Items from a dataset:
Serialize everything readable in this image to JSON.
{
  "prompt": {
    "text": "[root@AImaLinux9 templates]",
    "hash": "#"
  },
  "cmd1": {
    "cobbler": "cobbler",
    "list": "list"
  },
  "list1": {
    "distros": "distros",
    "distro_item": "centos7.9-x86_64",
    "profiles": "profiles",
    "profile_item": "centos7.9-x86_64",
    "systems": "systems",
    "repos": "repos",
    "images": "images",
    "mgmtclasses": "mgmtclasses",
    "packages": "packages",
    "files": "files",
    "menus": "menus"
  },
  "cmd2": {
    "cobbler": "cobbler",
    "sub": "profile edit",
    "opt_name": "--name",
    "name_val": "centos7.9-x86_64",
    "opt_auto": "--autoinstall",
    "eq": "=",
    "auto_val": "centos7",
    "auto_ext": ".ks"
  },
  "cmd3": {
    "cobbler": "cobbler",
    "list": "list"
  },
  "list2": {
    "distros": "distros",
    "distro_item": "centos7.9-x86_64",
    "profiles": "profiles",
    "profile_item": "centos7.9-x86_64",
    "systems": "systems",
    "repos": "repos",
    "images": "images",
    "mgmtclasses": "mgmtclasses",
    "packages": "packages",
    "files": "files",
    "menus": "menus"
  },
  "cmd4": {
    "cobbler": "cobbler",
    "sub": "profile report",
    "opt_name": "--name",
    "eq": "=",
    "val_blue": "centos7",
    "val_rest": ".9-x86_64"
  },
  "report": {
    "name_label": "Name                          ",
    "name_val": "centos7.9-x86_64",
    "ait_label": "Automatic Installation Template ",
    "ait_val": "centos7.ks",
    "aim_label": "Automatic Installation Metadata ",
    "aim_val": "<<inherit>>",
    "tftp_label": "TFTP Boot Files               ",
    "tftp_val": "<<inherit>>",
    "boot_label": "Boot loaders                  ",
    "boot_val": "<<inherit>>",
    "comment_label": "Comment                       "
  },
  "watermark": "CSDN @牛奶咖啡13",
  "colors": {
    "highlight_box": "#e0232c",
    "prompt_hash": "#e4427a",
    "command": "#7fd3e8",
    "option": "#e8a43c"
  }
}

==

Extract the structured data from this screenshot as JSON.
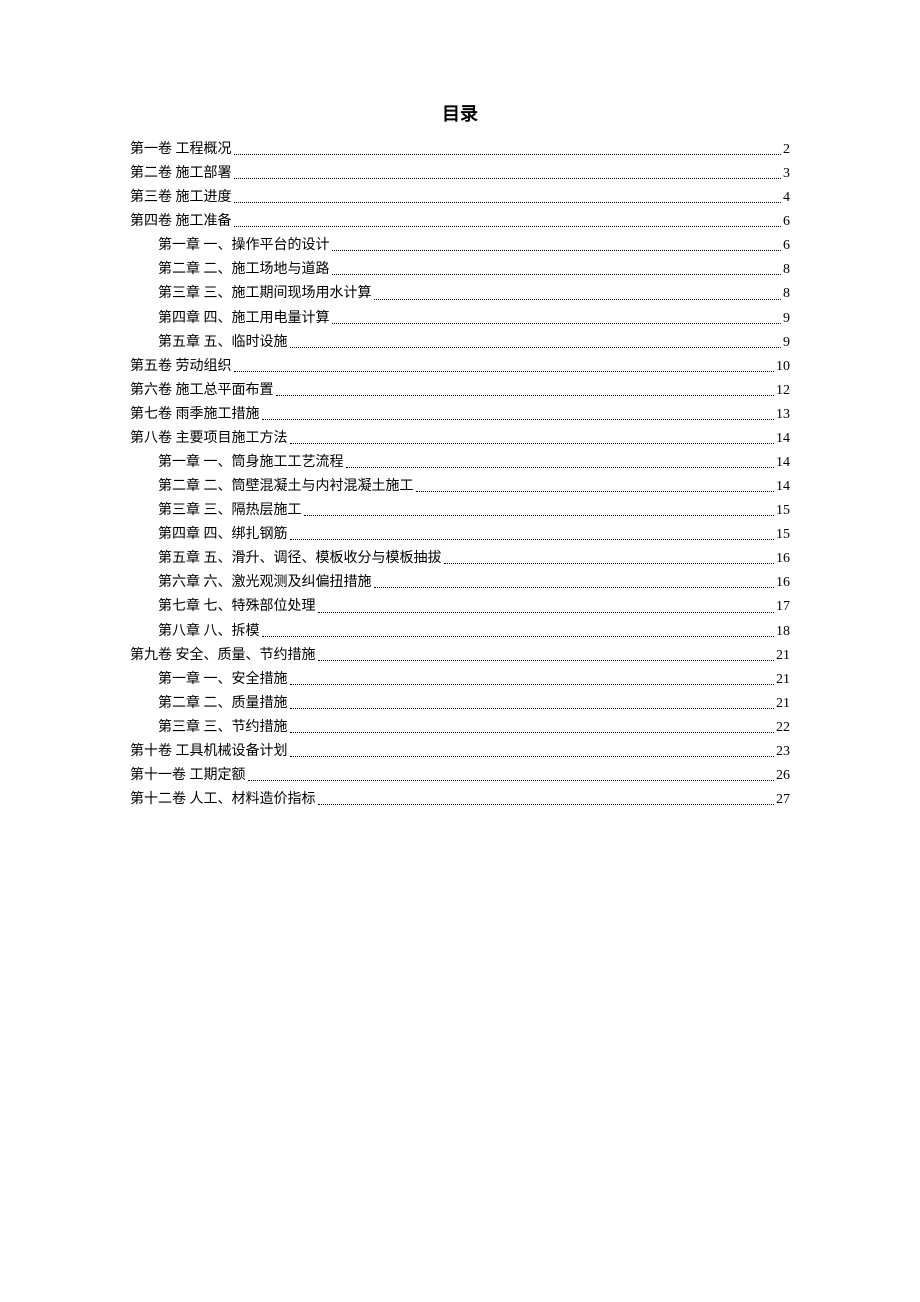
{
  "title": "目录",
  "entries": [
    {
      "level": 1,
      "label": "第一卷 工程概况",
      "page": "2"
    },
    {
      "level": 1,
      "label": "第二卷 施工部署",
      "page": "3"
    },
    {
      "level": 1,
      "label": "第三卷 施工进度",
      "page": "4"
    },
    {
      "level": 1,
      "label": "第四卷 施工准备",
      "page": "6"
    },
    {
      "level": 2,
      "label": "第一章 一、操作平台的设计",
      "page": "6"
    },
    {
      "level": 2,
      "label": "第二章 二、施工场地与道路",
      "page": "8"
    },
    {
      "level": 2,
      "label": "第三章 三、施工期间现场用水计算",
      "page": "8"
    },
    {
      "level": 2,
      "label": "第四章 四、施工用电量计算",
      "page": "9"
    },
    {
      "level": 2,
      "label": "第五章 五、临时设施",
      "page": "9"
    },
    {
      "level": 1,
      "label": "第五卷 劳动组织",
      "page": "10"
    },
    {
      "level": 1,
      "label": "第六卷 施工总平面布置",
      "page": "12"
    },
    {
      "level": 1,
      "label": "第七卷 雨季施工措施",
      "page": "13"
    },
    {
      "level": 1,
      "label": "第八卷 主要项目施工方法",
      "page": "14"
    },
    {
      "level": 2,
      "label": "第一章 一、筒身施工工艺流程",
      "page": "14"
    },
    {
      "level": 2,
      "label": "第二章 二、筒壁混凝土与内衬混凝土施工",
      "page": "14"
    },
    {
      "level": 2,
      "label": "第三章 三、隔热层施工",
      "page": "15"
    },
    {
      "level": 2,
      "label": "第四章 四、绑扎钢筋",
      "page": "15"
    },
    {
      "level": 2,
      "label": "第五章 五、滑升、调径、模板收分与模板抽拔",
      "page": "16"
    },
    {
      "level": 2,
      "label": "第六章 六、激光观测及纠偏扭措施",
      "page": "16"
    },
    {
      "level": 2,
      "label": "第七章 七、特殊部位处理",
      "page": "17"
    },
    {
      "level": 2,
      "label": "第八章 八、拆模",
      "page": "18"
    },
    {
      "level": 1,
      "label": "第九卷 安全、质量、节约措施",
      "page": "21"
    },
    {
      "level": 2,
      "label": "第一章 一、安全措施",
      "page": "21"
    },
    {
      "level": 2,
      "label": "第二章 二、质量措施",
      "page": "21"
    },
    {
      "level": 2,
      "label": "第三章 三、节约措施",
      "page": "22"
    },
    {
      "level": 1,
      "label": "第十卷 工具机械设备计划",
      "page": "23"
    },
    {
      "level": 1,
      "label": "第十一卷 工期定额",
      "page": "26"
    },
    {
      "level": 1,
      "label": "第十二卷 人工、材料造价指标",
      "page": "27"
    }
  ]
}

---

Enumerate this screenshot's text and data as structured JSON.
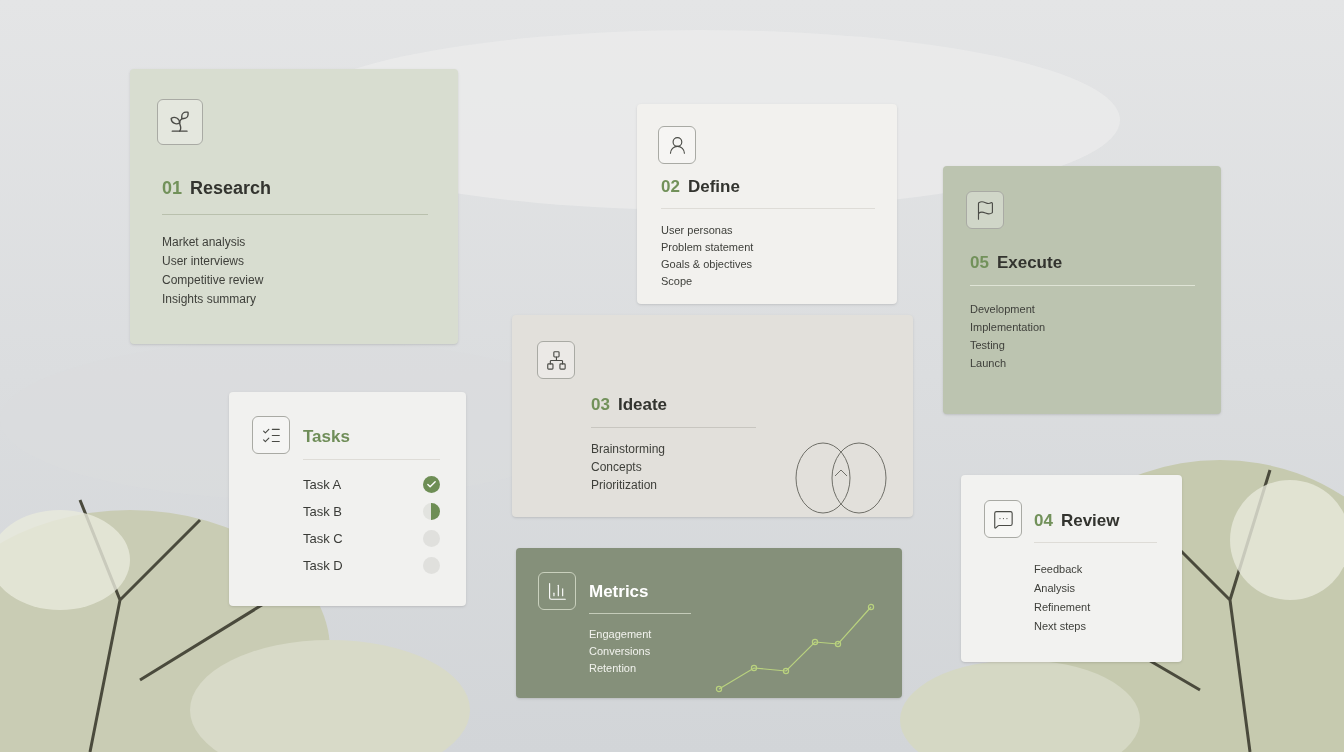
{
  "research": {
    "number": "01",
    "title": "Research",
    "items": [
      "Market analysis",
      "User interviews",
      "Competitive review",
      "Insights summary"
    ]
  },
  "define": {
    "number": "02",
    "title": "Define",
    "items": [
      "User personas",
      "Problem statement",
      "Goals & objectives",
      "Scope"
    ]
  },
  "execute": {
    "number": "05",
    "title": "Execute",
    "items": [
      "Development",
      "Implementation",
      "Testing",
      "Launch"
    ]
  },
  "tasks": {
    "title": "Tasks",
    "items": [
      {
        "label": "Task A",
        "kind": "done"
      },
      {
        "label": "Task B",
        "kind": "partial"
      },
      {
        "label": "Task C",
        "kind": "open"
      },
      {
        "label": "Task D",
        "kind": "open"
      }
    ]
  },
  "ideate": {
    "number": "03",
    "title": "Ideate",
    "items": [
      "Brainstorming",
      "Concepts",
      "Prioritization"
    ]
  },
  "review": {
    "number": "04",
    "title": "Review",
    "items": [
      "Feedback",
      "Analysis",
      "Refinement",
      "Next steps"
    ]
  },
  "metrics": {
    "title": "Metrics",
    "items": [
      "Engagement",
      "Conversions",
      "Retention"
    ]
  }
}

• _Exercise directions_
Scan the material above. Copy each line where "text" occurs.

• _Exercise answer_
    "text": "[root@AImaLinux9 templates]",
Enumerate this screenshot's text and data as structured JSON.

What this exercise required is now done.